**Stated task**: Copy the listing below in full and skip every picture.

- - -

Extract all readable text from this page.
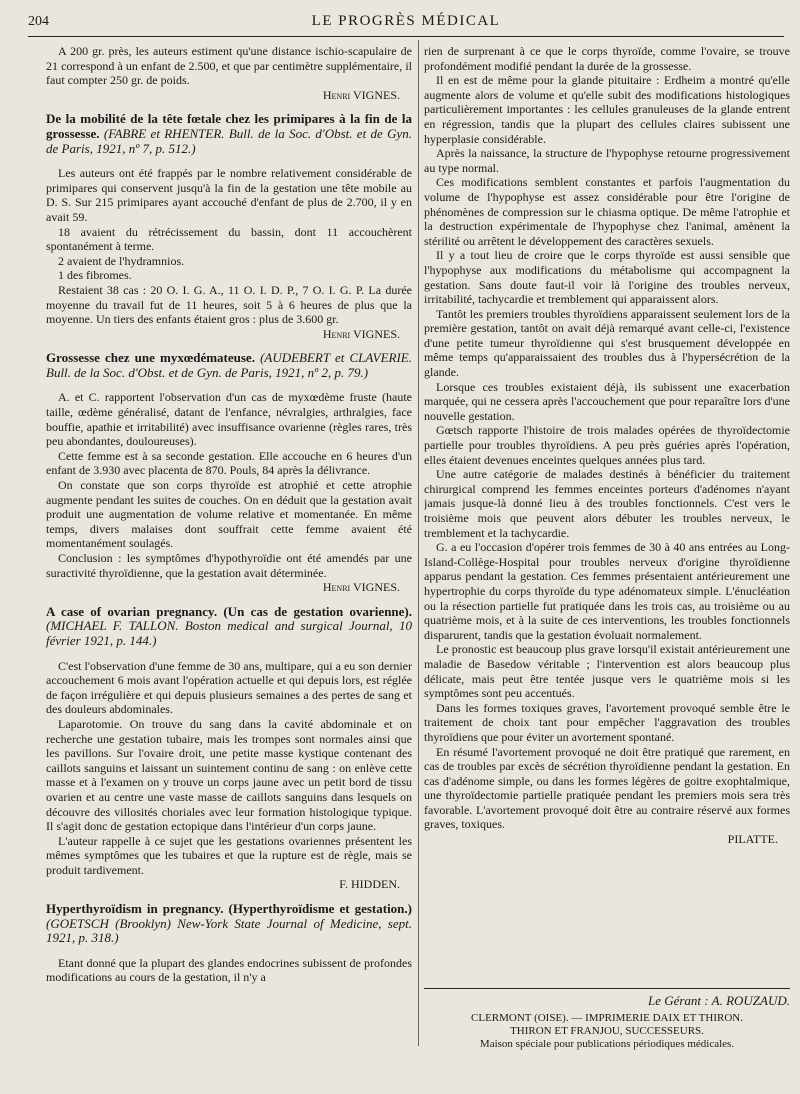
204	LE PROGRÈS MÉDICAL

A 200 gr. près, les auteurs estiment qu'une distance ischio-scapulaire de 21 correspond à un enfant de 2.500, et que par centimètre supplémentaire, il faut compter 250 gr. de poids.

Henri VIGNES.

De la mobilité de la tête fœtale chez les primipares à la fin de la grossesse. (FABRE et RHENTER. Bull. de la Soc. d'Obst. et de Gyn. de Paris, 1921, nº 7, p. 512.)

Les auteurs ont été frappés par le nombre relativement considérable de primipares qui conservent jusqu'à la fin de la gestation une tête mobile au D. S. Sur 215 primipares ayant accouché d'enfant de plus de 2.700, il y en avait 59.

18 avaient du rétrécissement du bassin, dont 11 accouchèrent spontanément à terme.

2 avaient de l'hydramnios.

1 des fibromes.

Restaient 38 cas : 20 O. I. G. A., 11 O. I. D. P., 7 O. I. G. P. La durée moyenne du travail fut de 11 heures, soit 5 à 6 heures de plus que la moyenne. Un tiers des enfants étaient gros : plus de 3.600 gr.

Henri VIGNES.

Grossesse chez une myxœdémateuse. (AUDEBERT et CLAVERIE. Bull. de la Soc. d'Obst. et de Gyn. de Paris, 1921, nº 2, p. 79.)

A. et C. rapportent l'observation d'un cas de myxœdème fruste (haute taille, œdème généralisé, datant de l'enfance, névralgies, arthralgies, face bouffie, apathie et irritabilité) avec insuffisance ovarienne (règles rares, très peu abondantes, douloureuses).

Cette femme est à sa seconde gestation. Elle accouche en 6 heures d'un enfant de 3.930 avec placenta de 870. Pouls, 84 après la délivrance.

On constate que son corps thyroïde est atrophié et cette atrophie augmente pendant les suites de couches. On en déduit que la gestation avait produit une augmentation de volume relative et momentanée. En même temps, divers malaises dont souffrait cette femme avaient été momentanément soulagés.

Conclusion : les symptômes d'hypothyroïdie ont été amendés par une suractivité thyroïdienne, que la gestation avait déterminée.

Henri VIGNES.

A case of ovarian pregnancy. (Un cas de gestation ovarienne). (MICHAEL F. TALLON. Boston medical and surgical Journal, 10 février 1921, p. 144.)

C'est l'observation d'une femme de 30 ans, multipare, qui a eu son dernier accouchement 6 mois avant l'opération actuelle et qui depuis lors, est réglée de façon irrégulière et qui depuis plusieurs semaines a des pertes de sang et des douleurs abdominales.

Laparotomie. On trouve du sang dans la cavité abdominale et on recherche une gestation tubaire, mais les trompes sont normales ainsi que les pavillons. Sur l'ovaire droit, une petite masse kystique contenant des caillots sanguins et laissant un suintement continu de sang : on enlève cette masse et à l'examen on y trouve un corps jaune avec un petit bord de tissu ovarien et au centre une vaste masse de caillots sanguins dans lesquels on découvre des villosités choriales avec leur formation histologique typique. Il s'agit donc de gestation ectopique dans l'intérieur d'un corps jaune.

L'auteur rappelle à ce sujet que les gestations ovariennes présentent les mêmes symptômes que les tubaires et que la rupture est de règle, mais se produit tardivement.

F. HIDDEN.

Hyperthyroïdism in pregnancy. (Hyperthyroïdisme et gestation.) (GOETSCH (Brooklyn) New-York State Journal of Medicine, sept. 1921, p. 318.)

Etant donné que la plupart des glandes endocrines subissent de profondes modifications au cours de la gestation, il n'y a

rien de surprenant à ce que le corps thyroïde, comme l'ovaire, se trouve profondément modifié pendant la durée de la grossesse.

Il en est de même pour la glande pituitaire : Erdheim a montré qu'elle augmente alors de volume et qu'elle subit des modifications histologiques particulièrement importantes : les cellules granuleuses de la glande entrent en régression, tandis que la plupart des cellules claires subissent une hyperplasie considérable.

Après la naissance, la structure de l'hypophyse retourne progressivement au type normal.

Ces modifications semblent constantes et parfois l'augmentation du volume de l'hypophyse est assez considérable pour être l'origine de phénomènes de compression sur le chiasma optique. De même l'atrophie et la destruction expérimentale de l'hypophyse chez l'animal, amènent la stérilité ou arrêtent le développement des caractères sexuels.

Il y a tout lieu de croire que le corps thyroïde est aussi sensible que l'hypophyse aux modifications du métabolisme qui accompagnent la gestation. Sans doute faut-il voir là l'origine des troubles nerveux, irritabilité, tachycardie et tremblement qui apparaissent alors.

Tantôt les premiers troubles thyroïdiens apparaissent seulement lors de la première gestation, tantôt on avait déjà remarqué avant celle-ci, l'existence d'une petite tumeur thyroïdienne qui s'est brusquement développée en même temps qu'apparaissaient des troubles dus à l'hypersécrétion de la glande.

Lorsque ces troubles existaient déjà, ils subissent une exacerbation marquée, qui ne cessera après l'accouchement que pour reparaître lors d'une nouvelle gestation.

Gœtsch rapporte l'histoire de trois malades opérées de thyroïdectomie partielle pour troubles thyroïdiens. A peu près guéries après l'opération, elles étaient devenues enceintes quelques années plus tard.

Une autre catégorie de malades destinés à bénéficier du traitement chirurgical comprend les femmes enceintes porteurs d'adénomes n'ayant jamais jusque-là donné lieu à des troubles fonctionnels. C'est vers le troisième mois que peuvent alors débuter les troubles nerveux, le tremblement et la tachycardie.

G. a eu l'occasion d'opérer trois femmes de 30 à 40 ans entrées au Long-Island-Collège-Hospital pour troubles nerveux d'origine thyroïdienne apparus pendant la gestation. Ces femmes présentaient antérieurement une hypertrophie du corps thyroïde du type adénomateux simple. L'énucléation ou la résection partielle fut pratiquée dans les trois cas, au troisième ou au quatrième mois, et à la suite de ces interventions, les troubles fonctionnels disparurent, tandis que la gestation évoluait normalement.

Le pronostic est beaucoup plus grave lorsqu'il existait antérieurement une maladie de Basedow véritable ; l'intervention est alors beaucoup plus délicate, mais peut être tentée jusque vers le quatrième mois si les symptômes sont peu accentués.

Dans les formes toxiques graves, l'avortement provoqué semble être le traitement de choix tant pour empêcher l'aggravation des troubles thyroïdiens que pour éviter un avortement spontané.

En résumé l'avortement provoqué ne doit être pratiqué que rarement, en cas de troubles par excès de sécrétion thyroïdienne pendant la gestation. En cas d'adénome simple, ou dans les formes légères de goitre exophtalmique, une thyroïdectomie partielle pratiquée pendant les premiers mois sera très favorable. L'avortement provoqué doit être au contraire réservé aux formes graves, toxiques.

PILATTE.

Le Gérant : A. ROUZAUD.
CLERMONT (OISE). — IMPRIMERIE DAIX ET THIRON.
THIRON ET FRANJOU, SUCCESSEURS.
Maison spéciale pour publications périodiques médicales.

- - -

**Response**:
Extract all readable text from this page.
204	LE PROGRÈS MÉDICAL

A 200 gr. près, les auteurs estiment qu'une distance ischio-scapulaire de 21 correspond à un enfant de 2.500, et que par centimètre supplémentaire, il faut compter 250 gr. de poids.

Henri VIGNES.

De la mobilité de la tête fœtale chez les primipares à la fin de la grossesse. (FABRE et RHENTER. Bull. de la Soc. d'Obst. et de Gyn. de Paris, 1921, nº 7, p. 512.)

Les auteurs ont été frappés par le nombre relativement considérable de primipares qui conservent jusqu'à la fin de la gestation une tête mobile au D. S. Sur 215 primipares ayant accouché d'enfant de plus de 2.700, il y en avait 59.

18 avaient du rétrécissement du bassin, dont 11 accouchèrent spontanément à terme.

2 avaient de l'hydramnios.

1 des fibromes.

Restaient 38 cas : 20 O. I. G. A., 11 O. I. D. P., 7 O. I. G. P. La durée moyenne du travail fut de 11 heures, soit 5 à 6 heures de plus que la moyenne. Un tiers des enfants étaient gros : plus de 3.600 gr.

Henri VIGNES.

Grossesse chez une myxœdémateuse. (AUDEBERT et CLAVERIE. Bull. de la Soc. d'Obst. et de Gyn. de Paris, 1921, nº 2, p. 79.)

A. et C. rapportent l'observation d'un cas de myxœdème fruste (haute taille, œdème généralisé, datant de l'enfance, névralgies, arthralgies, face bouffie, apathie et irritabilité) avec insuffisance ovarienne (règles rares, très peu abondantes, douloureuses).

Cette femme est à sa seconde gestation. Elle accouche en 6 heures d'un enfant de 3.930 avec placenta de 870. Pouls, 84 après la délivrance.

On constate que son corps thyroïde est atrophié et cette atrophie augmente pendant les suites de couches. On en déduit que la gestation avait produit une augmentation de volume relative et momentanée. En même temps, divers malaises dont souffrait cette femme avaient été momentanément soulagés.

Conclusion : les symptômes d'hypothyroïdie ont été amendés par une suractivité thyroïdienne, que la gestation avait déterminée.

Henri VIGNES.

A case of ovarian pregnancy. (Un cas de gestation ovarienne). (MICHAEL F. TALLON. Boston medical and surgical Journal, 10 février 1921, p. 144.)

C'est l'observation d'une femme de 30 ans, multipare, qui a eu son dernier accouchement 6 mois avant l'opération actuelle et qui depuis lors, est réglée de façon irrégulière et qui depuis plusieurs semaines a des pertes de sang et des douleurs abdominales.

Laparotomie. On trouve du sang dans la cavité abdominale et on recherche une gestation tubaire, mais les trompes sont normales ainsi que les pavillons. Sur l'ovaire droit, une petite masse kystique contenant des caillots sanguins et laissant un suintement continu de sang : on enlève cette masse et à l'examen on y trouve un corps jaune avec un petit bord de tissu ovarien et au centre une vaste masse de caillots sanguins dans lesquels on découvre des villosités choriales avec leur formation histologique typique. Il s'agit donc de gestation ectopique dans l'intérieur d'un corps jaune.

L'auteur rappelle à ce sujet que les gestations ovariennes présentent les mêmes symptômes que les tubaires et que la rupture est de règle, mais se produit tardivement.

F. HIDDEN.

Hyperthyroïdism in pregnancy. (Hyperthyroïdisme et gestation.) (GOETSCH (Brooklyn) New-York State Journal of Medicine, sept. 1921, p. 318.)

Etant donné que la plupart des glandes endocrines subissent de profondes modifications au cours de la gestation, il n'y a

rien de surprenant à ce que le corps thyroïde, comme l'ovaire, se trouve profondément modifié pendant la durée de la grossesse.

Il en est de même pour la glande pituitaire : Erdheim a montré qu'elle augmente alors de volume et qu'elle subit des modifications histologiques particulièrement importantes : les cellules granuleuses de la glande entrent en régression, tandis que la plupart des cellules claires subissent une hyperplasie considérable.

Après la naissance, la structure de l'hypophyse retourne progressivement au type normal.

Ces modifications semblent constantes et parfois l'augmentation du volume de l'hypophyse est assez considérable pour être l'origine de phénomènes de compression sur le chiasma optique. De même l'atrophie et la destruction expérimentale de l'hypophyse chez l'animal, amènent la stérilité ou arrêtent le développement des caractères sexuels.

Il y a tout lieu de croire que le corps thyroïde est aussi sensible que l'hypophyse aux modifications du métabolisme qui accompagnent la gestation. Sans doute faut-il voir là l'origine des troubles nerveux, irritabilité, tachycardie et tremblement qui apparaissent alors.

Tantôt les premiers troubles thyroïdiens apparaissent seulement lors de la première gestation, tantôt on avait déjà remarqué avant celle-ci, l'existence d'une petite tumeur thyroïdienne qui s'est brusquement développée en même temps qu'apparaissaient des troubles dus à l'hypersécrétion de la glande.

Lorsque ces troubles existaient déjà, ils subissent une exacerbation marquée, qui ne cessera après l'accouchement que pour reparaître lors d'une nouvelle gestation.

Gœtsch rapporte l'histoire de trois malades opérées de thyroïdectomie partielle pour troubles thyroïdiens. A peu près guéries après l'opération, elles étaient devenues enceintes quelques années plus tard.

Une autre catégorie de malades destinés à bénéficier du traitement chirurgical comprend les femmes enceintes porteurs d'adénomes n'ayant jamais jusque-là donné lieu à des troubles fonctionnels. C'est vers le troisième mois que peuvent alors débuter les troubles nerveux, le tremblement et la tachycardie.

G. a eu l'occasion d'opérer trois femmes de 30 à 40 ans entrées au Long-Island-Collège-Hospital pour troubles nerveux d'origine thyroïdienne apparus pendant la gestation. Ces femmes présentaient antérieurement une hypertrophie du corps thyroïde du type adénomateux simple. L'énucléation ou la résection partielle fut pratiquée dans les trois cas, au troisième ou au quatrième mois, et à la suite de ces interventions, les troubles fonctionnels disparurent, tandis que la gestation évoluait normalement.

Le pronostic est beaucoup plus grave lorsqu'il existait antérieurement une maladie de Basedow véritable ; l'intervention est alors beaucoup plus délicate, mais peut être tentée jusque vers le quatrième mois si les symptômes sont peu accentués.

Dans les formes toxiques graves, l'avortement provoqué semble être le traitement de choix tant pour empêcher l'aggravation des troubles thyroïdiens que pour éviter un avortement spontané.

En résumé l'avortement provoqué ne doit être pratiqué que rarement, en cas de troubles par excès de sécrétion thyroïdienne pendant la gestation. En cas d'adénome simple, ou dans les formes légères de goitre exophtalmique, une thyroïdectomie partielle pratiquée pendant les premiers mois sera très favorable. L'avortement provoqué doit être au contraire réservé aux formes graves, toxiques.

PILATTE.

Le Gérant : A. ROUZAUD.
CLERMONT (OISE). — IMPRIMERIE DAIX ET THIRON.
THIRON ET FRANJOU, SUCCESSEURS.
Maison spéciale pour publications périodiques médicales.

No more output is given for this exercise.